[Dataset entries on figures]
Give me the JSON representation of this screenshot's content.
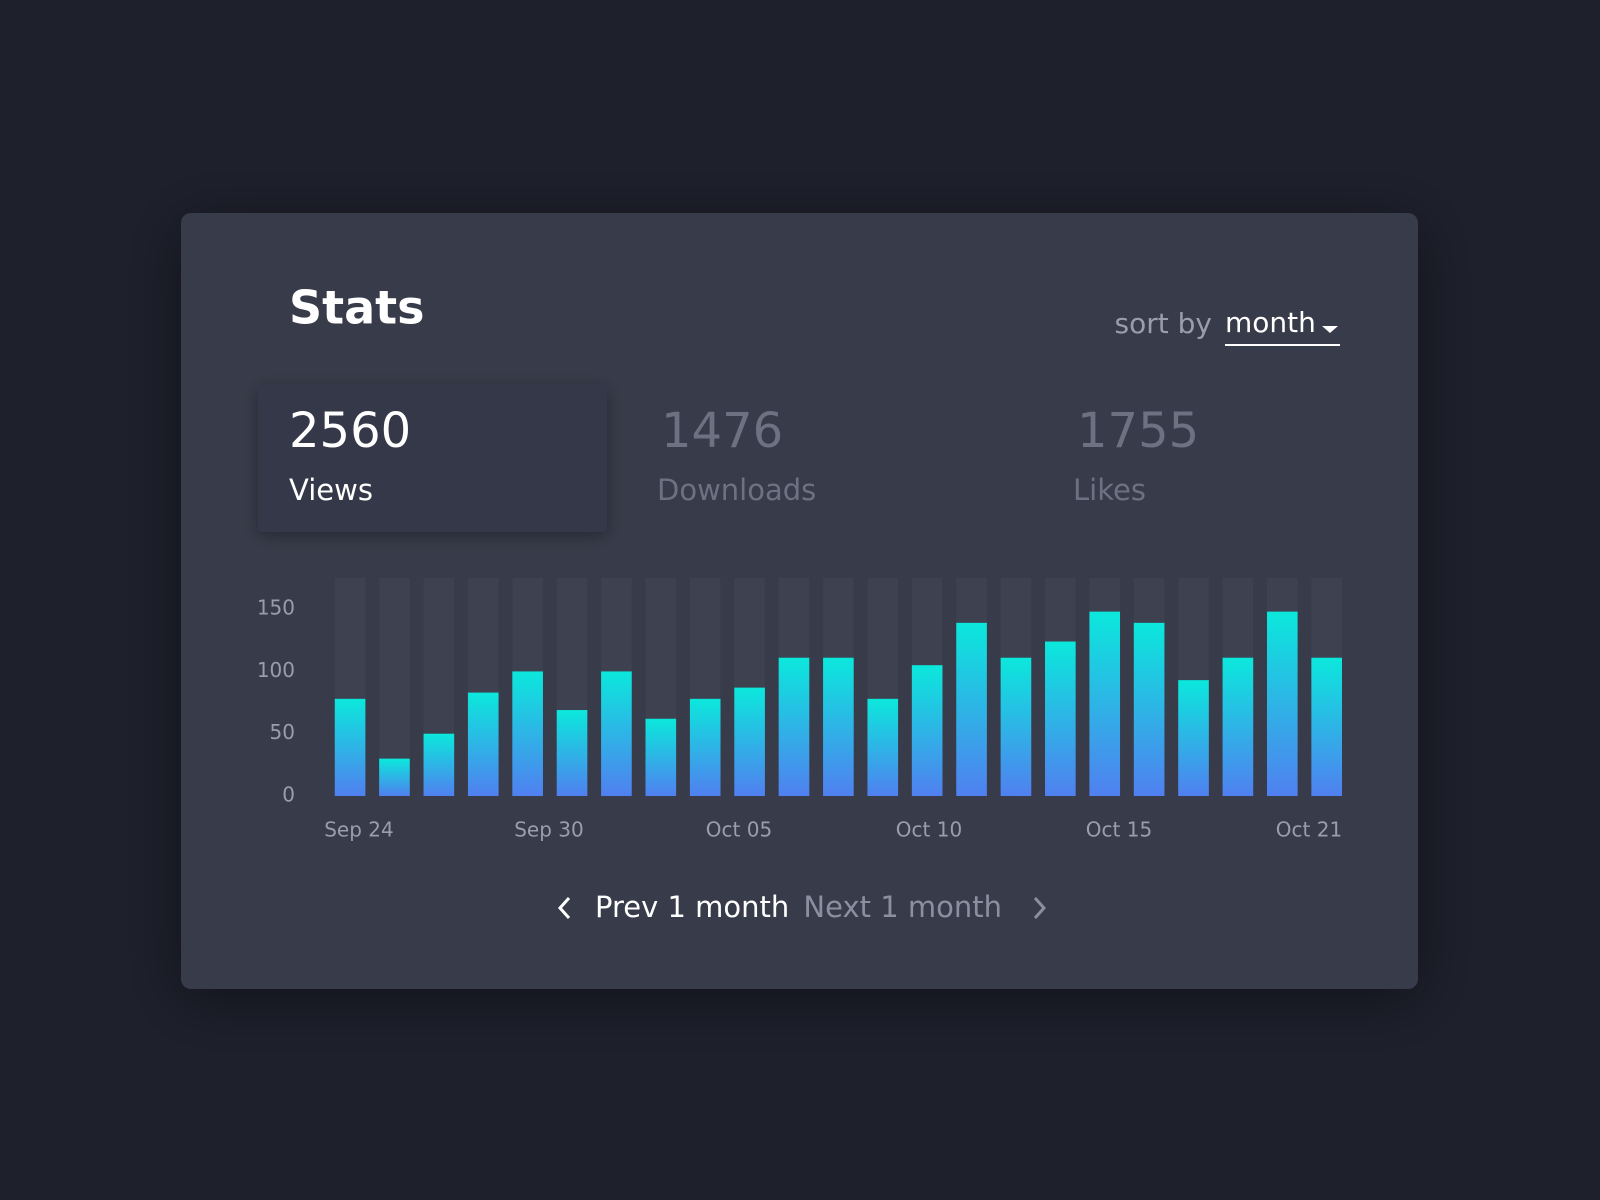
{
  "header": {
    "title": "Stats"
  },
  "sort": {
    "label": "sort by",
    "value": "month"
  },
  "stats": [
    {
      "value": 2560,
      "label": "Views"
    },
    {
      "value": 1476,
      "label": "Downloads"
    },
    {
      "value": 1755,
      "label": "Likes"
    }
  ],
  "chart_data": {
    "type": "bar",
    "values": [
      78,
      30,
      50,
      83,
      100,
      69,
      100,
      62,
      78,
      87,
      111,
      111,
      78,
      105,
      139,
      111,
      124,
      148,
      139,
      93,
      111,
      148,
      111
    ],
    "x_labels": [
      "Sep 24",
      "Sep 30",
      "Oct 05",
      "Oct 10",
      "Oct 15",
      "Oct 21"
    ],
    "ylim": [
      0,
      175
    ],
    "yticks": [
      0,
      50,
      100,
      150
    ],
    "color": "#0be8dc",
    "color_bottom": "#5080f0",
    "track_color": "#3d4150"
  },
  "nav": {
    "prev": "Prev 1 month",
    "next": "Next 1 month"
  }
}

- _Given task_:
Transcribe every entry above exactly. Omit all pictures.

- _Problem solution_:
Give me the JSON representation of this screenshot's content.
{
  "header": {
    "title": "Stats"
  },
  "sort": {
    "label": "sort by",
    "value": "month"
  },
  "stats": [
    {
      "value": 2560,
      "label": "Views"
    },
    {
      "value": 1476,
      "label": "Downloads"
    },
    {
      "value": 1755,
      "label": "Likes"
    }
  ],
  "chart_data": {
    "type": "bar",
    "values": [
      78,
      30,
      50,
      83,
      100,
      69,
      100,
      62,
      78,
      87,
      111,
      111,
      78,
      105,
      139,
      111,
      124,
      148,
      139,
      93,
      111,
      148,
      111
    ],
    "x_labels": [
      "Sep 24",
      "Sep 30",
      "Oct 05",
      "Oct 10",
      "Oct 15",
      "Oct 21"
    ],
    "ylim": [
      0,
      175
    ],
    "yticks": [
      0,
      50,
      100,
      150
    ],
    "color": "#0be8dc",
    "color_bottom": "#5080f0",
    "track_color": "#3d4150"
  },
  "nav": {
    "prev": "Prev 1 month",
    "next": "Next 1 month"
  }
}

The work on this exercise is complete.